[Stored entries]

■ ■ ■ ■ ■ ■ ■

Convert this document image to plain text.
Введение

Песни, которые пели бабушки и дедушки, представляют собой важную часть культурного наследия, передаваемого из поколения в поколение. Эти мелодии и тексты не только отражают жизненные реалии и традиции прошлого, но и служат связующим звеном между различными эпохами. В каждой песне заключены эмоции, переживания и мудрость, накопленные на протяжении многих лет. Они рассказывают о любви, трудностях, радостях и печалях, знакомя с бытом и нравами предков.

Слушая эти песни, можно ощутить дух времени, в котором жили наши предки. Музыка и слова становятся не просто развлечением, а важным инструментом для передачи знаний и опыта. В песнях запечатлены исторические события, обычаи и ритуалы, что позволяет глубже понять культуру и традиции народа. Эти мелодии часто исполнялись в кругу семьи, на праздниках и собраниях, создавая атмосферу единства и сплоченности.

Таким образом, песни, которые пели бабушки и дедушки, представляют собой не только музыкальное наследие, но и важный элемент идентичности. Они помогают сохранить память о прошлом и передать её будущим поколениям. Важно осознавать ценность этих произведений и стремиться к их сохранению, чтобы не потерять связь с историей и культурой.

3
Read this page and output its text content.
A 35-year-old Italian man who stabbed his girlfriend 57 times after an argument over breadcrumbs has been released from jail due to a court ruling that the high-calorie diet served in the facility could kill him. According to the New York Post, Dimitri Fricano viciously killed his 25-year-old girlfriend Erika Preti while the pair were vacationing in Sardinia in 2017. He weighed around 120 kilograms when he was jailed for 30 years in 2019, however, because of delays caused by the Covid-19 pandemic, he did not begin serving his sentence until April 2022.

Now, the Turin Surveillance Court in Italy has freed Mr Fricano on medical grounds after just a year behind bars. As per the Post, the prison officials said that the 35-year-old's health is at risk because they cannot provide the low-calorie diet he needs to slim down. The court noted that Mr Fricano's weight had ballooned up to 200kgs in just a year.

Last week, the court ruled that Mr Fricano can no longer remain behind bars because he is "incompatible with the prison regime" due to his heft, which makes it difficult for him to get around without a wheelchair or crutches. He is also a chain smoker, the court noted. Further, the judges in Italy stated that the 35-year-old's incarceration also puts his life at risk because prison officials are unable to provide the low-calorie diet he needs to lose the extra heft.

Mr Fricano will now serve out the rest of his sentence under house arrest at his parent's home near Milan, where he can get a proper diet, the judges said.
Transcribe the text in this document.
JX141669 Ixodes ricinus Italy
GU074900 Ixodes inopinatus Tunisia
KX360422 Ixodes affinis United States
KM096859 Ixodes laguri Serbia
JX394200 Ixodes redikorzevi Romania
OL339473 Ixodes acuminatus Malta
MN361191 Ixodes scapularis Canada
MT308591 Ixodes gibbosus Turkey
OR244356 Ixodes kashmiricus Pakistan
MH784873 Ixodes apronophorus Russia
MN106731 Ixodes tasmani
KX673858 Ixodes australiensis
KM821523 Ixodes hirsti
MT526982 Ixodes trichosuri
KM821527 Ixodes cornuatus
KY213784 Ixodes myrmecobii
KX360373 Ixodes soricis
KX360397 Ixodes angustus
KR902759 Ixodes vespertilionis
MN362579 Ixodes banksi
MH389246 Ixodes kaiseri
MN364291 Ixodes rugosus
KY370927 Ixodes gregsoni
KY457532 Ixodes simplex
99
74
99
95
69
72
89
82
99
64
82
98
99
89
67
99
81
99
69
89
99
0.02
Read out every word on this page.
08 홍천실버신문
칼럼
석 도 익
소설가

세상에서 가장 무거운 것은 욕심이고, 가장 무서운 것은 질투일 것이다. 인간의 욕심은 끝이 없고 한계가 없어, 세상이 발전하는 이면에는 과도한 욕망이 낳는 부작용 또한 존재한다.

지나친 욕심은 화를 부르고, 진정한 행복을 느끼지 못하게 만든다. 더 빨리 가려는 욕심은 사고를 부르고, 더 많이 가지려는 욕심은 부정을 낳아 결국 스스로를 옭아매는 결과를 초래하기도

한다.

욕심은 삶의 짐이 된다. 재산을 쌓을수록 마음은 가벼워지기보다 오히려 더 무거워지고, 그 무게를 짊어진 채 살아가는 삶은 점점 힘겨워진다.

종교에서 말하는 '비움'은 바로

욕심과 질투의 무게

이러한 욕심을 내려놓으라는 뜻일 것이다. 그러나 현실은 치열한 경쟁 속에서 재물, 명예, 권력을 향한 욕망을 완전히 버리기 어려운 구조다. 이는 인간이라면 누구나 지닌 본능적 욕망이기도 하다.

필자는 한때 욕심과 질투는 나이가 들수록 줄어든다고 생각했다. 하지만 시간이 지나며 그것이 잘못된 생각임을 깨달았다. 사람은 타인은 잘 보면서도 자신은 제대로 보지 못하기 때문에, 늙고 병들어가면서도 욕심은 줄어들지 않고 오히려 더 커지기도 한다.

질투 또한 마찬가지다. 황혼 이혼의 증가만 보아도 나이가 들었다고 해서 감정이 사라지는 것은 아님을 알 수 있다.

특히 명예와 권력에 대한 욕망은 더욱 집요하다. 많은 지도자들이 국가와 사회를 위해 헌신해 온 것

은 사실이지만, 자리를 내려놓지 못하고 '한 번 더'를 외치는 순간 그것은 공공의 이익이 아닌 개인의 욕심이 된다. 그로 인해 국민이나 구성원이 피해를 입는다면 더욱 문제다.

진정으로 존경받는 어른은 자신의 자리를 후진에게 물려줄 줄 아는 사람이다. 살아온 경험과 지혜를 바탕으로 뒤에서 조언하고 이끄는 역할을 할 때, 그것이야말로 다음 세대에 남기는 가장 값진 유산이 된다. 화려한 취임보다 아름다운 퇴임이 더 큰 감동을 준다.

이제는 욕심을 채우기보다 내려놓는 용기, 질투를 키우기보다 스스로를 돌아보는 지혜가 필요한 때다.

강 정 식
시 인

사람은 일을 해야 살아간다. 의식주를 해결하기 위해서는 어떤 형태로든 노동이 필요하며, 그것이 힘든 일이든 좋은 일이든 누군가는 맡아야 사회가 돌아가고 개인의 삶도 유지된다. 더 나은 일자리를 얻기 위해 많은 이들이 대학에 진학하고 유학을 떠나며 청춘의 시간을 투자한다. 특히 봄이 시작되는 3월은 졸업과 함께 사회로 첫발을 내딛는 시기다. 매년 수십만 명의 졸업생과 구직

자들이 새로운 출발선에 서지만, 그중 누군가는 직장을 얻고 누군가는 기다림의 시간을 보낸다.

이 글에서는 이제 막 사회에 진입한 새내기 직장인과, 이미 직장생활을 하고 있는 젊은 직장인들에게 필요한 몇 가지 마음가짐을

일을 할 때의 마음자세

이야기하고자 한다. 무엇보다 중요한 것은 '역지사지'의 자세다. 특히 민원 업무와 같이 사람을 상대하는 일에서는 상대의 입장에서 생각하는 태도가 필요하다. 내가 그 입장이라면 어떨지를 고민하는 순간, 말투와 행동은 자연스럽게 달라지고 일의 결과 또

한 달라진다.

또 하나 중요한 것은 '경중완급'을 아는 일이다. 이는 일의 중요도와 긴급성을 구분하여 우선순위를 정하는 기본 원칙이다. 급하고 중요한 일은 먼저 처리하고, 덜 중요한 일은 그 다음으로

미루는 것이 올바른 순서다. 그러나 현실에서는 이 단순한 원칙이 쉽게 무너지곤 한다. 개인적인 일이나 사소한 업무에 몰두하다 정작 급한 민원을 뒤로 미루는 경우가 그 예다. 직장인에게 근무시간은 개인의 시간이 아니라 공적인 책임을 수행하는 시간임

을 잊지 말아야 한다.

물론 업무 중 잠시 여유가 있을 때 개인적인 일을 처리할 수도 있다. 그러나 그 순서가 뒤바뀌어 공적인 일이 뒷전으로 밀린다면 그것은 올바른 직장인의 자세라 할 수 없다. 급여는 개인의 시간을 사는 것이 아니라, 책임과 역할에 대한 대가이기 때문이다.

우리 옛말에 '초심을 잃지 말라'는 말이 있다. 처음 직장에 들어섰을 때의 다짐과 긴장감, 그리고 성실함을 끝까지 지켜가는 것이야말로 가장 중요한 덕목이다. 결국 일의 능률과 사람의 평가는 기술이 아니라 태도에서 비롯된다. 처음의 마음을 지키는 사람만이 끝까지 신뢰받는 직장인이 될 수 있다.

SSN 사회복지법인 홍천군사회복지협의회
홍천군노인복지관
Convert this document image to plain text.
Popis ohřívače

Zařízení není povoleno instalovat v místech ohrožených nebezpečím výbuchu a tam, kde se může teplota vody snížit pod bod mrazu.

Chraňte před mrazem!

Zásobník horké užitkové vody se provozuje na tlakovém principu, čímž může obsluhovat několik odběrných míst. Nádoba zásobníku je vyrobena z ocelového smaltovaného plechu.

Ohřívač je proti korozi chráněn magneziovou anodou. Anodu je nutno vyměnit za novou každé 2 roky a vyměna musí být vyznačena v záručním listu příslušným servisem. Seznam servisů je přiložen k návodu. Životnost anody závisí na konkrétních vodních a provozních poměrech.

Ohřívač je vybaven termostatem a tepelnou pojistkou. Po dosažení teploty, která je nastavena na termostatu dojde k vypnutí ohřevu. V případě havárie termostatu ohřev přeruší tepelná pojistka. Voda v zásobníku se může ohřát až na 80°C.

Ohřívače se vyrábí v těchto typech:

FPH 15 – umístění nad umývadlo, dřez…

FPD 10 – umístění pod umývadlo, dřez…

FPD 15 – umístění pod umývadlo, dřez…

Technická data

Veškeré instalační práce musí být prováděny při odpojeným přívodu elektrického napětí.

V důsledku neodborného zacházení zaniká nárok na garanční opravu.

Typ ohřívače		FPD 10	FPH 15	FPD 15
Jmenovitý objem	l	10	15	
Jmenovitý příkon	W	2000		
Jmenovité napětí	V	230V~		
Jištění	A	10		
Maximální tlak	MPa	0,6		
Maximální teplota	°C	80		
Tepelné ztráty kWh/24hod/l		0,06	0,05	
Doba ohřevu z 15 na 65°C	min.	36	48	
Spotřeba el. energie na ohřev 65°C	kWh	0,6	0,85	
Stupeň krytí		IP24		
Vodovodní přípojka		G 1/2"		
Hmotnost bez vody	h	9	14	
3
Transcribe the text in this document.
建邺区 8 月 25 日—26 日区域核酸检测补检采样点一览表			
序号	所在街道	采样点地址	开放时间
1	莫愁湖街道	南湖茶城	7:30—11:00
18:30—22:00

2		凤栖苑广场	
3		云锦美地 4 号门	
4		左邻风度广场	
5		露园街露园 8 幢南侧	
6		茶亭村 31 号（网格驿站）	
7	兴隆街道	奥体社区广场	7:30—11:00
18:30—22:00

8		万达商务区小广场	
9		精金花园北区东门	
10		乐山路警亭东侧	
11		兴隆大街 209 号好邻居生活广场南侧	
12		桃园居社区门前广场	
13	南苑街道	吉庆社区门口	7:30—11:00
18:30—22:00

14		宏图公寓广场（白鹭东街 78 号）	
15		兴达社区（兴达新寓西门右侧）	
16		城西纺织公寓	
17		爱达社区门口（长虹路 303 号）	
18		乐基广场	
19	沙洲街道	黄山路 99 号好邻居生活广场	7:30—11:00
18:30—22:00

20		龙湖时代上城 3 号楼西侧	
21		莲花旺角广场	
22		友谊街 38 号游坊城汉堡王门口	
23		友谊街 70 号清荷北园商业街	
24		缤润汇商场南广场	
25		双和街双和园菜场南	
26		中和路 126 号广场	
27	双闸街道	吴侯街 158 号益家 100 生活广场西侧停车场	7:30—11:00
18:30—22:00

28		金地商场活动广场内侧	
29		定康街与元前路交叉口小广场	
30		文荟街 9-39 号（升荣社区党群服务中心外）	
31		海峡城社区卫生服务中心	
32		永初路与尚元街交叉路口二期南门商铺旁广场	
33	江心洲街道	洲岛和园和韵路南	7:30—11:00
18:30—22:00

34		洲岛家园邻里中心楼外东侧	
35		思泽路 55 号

■ ■ ■ ■ ■ ■ ■

Given request. Pick out the lines above containing the word "개인적인", then copy them.

Answer for the task.
미루는 것이 올바른 순서다. 그러나 현실에서는 이 단순한 원칙이 쉽게 무너지곤 한다. 개인적인 일이나 사소한 업무에 몰두하다 정작 급한 민원을 뒤로 미루는 경우가 그 예다. 직장인에게 근무시간은 개인의 시간이 아니라 공적인 책임을 수행하는 시간임
물론 업무 중 잠시 여유가 있을 때 개인적인 일을 처리할 수도 있다. 그러나 그 순서가 뒤바뀌어 공적인 일이 뒷전으로 밀린다면 그것은 올바른 직장인의 자세라 할 수 없다. 급여는 개인의 시간을 사는 것이 아니라, 책임과 역할에 대한 대가이기 때문이다.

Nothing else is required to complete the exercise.